**Aim:** Find the lines holding the word "газа" and collect them.

**Task input:**
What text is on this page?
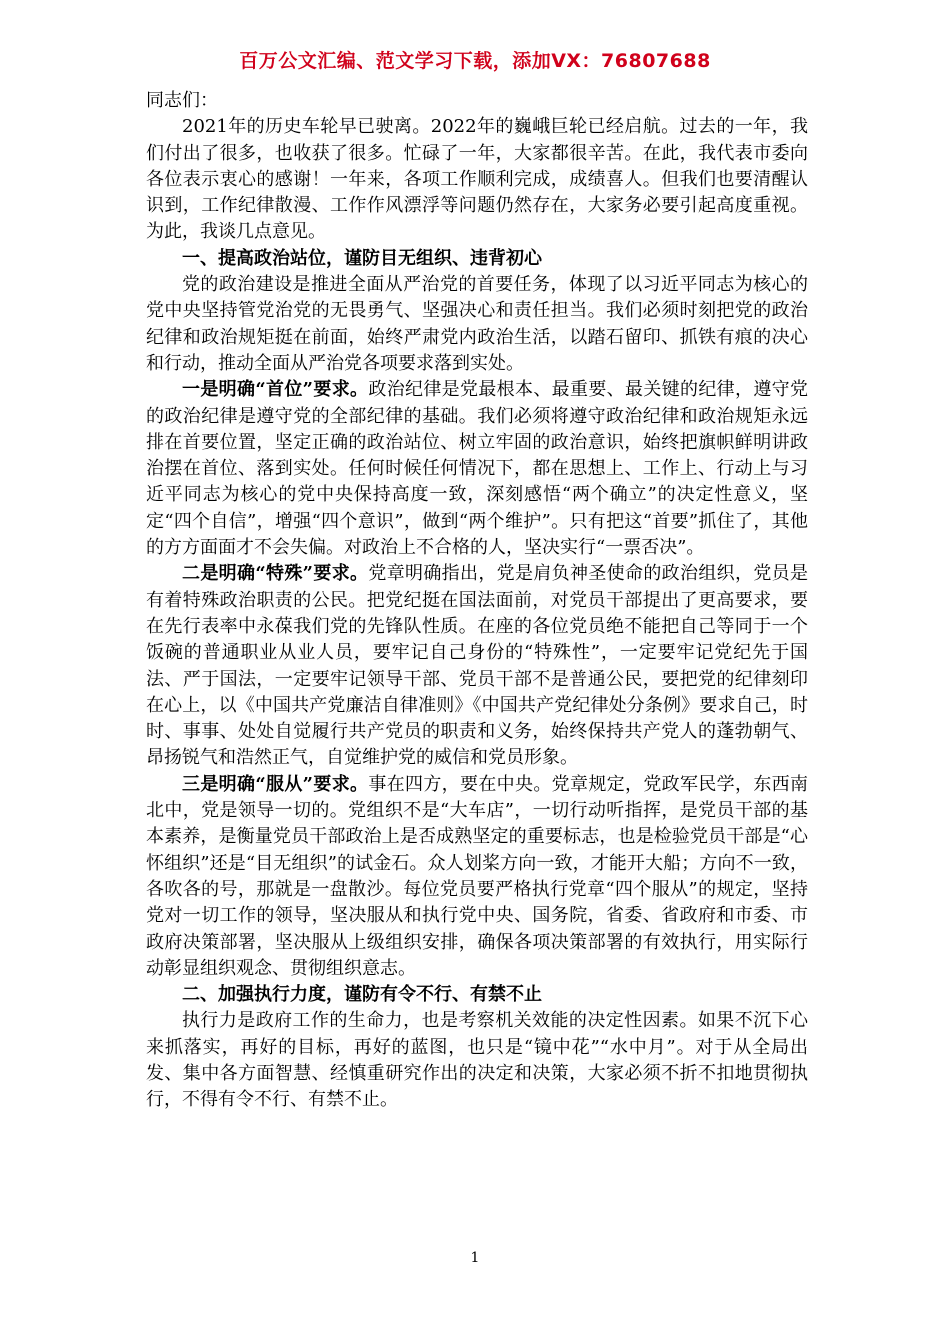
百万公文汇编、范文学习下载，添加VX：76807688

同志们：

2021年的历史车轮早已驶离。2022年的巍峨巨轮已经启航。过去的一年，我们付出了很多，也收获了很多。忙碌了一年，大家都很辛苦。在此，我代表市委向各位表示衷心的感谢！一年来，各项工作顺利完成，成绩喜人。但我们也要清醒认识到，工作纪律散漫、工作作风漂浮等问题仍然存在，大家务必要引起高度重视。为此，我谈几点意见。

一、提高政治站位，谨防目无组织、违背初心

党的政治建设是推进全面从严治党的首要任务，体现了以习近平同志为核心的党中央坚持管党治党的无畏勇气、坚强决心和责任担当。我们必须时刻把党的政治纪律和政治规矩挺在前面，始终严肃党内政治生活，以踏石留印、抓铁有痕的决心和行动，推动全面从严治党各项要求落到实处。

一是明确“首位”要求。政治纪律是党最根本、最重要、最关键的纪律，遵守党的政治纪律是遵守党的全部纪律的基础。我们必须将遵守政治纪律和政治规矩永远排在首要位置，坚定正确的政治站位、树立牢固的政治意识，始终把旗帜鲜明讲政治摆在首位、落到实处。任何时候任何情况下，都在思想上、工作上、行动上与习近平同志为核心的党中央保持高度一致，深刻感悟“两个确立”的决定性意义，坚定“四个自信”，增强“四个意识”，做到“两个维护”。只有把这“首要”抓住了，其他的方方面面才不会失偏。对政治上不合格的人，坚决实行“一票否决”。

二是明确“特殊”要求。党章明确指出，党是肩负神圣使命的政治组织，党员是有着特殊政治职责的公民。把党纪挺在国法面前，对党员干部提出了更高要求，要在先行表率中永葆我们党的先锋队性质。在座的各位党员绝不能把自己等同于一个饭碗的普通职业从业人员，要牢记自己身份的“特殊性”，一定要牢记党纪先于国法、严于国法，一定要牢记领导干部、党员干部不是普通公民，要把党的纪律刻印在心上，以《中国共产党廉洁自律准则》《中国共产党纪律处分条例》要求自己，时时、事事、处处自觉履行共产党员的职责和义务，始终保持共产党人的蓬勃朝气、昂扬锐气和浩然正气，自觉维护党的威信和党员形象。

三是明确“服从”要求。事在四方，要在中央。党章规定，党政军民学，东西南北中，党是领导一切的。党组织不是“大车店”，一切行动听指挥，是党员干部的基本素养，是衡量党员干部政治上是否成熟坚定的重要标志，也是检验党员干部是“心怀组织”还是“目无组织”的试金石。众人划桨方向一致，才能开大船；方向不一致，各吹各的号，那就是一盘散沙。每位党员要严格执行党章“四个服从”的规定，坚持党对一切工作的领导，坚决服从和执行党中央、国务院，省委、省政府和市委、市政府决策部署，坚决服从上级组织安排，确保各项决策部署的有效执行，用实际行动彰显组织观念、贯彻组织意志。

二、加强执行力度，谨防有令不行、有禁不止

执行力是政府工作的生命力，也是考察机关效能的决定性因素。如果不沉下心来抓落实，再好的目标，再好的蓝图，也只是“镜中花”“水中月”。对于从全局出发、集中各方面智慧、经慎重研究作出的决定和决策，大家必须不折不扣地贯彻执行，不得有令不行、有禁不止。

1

...

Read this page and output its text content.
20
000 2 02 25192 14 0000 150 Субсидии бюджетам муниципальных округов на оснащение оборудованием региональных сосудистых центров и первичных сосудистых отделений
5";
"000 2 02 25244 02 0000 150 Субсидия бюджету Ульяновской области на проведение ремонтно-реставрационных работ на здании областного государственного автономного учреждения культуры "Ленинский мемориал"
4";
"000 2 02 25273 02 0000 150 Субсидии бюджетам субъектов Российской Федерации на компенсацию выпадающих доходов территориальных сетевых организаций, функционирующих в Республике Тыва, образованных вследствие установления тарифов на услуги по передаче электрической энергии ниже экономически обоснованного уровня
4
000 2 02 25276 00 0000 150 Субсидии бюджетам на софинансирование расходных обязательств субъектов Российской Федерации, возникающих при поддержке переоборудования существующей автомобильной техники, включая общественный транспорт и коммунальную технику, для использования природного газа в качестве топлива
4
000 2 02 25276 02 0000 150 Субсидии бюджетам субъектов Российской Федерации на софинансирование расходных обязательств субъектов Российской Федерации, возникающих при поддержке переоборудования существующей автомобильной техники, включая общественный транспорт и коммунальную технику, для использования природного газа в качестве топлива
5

==

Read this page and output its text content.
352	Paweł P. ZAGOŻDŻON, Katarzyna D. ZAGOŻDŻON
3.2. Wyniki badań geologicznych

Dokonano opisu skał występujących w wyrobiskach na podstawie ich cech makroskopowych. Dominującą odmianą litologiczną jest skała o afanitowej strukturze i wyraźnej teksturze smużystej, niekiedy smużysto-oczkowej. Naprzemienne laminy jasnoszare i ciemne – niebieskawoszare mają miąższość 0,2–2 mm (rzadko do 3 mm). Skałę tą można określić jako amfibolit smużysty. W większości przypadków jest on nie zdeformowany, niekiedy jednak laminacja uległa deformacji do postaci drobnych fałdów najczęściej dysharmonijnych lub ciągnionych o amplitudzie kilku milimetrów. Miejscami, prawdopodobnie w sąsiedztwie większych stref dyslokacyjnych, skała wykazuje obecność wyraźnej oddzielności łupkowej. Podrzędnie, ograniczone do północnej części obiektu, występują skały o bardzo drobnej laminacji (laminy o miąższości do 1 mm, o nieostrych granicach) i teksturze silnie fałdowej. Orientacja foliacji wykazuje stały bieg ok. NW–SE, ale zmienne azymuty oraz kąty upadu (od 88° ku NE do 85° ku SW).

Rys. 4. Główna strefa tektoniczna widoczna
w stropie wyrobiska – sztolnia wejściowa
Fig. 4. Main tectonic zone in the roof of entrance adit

**Written reply:**
000 2 02 25276 00 0000 150 Субсидии бюджетам на софинансирование расходных обязательств субъектов Российской Федерации, возникающих при поддержке переоборудования существующей автомобильной техники, включая общественный транспорт и коммунальную технику, для использования природного газа в качестве топлива
000 2 02 25276 02 0000 150 Субсидии бюджетам субъектов Российской Федерации на софинансирование расходных обязательств субъектов Российской Федерации, возникающих при поддержке переоборудования существующей автомобильной техники, включая общественный транспорт и коммунальную технику, для использования природного газа в качестве топлива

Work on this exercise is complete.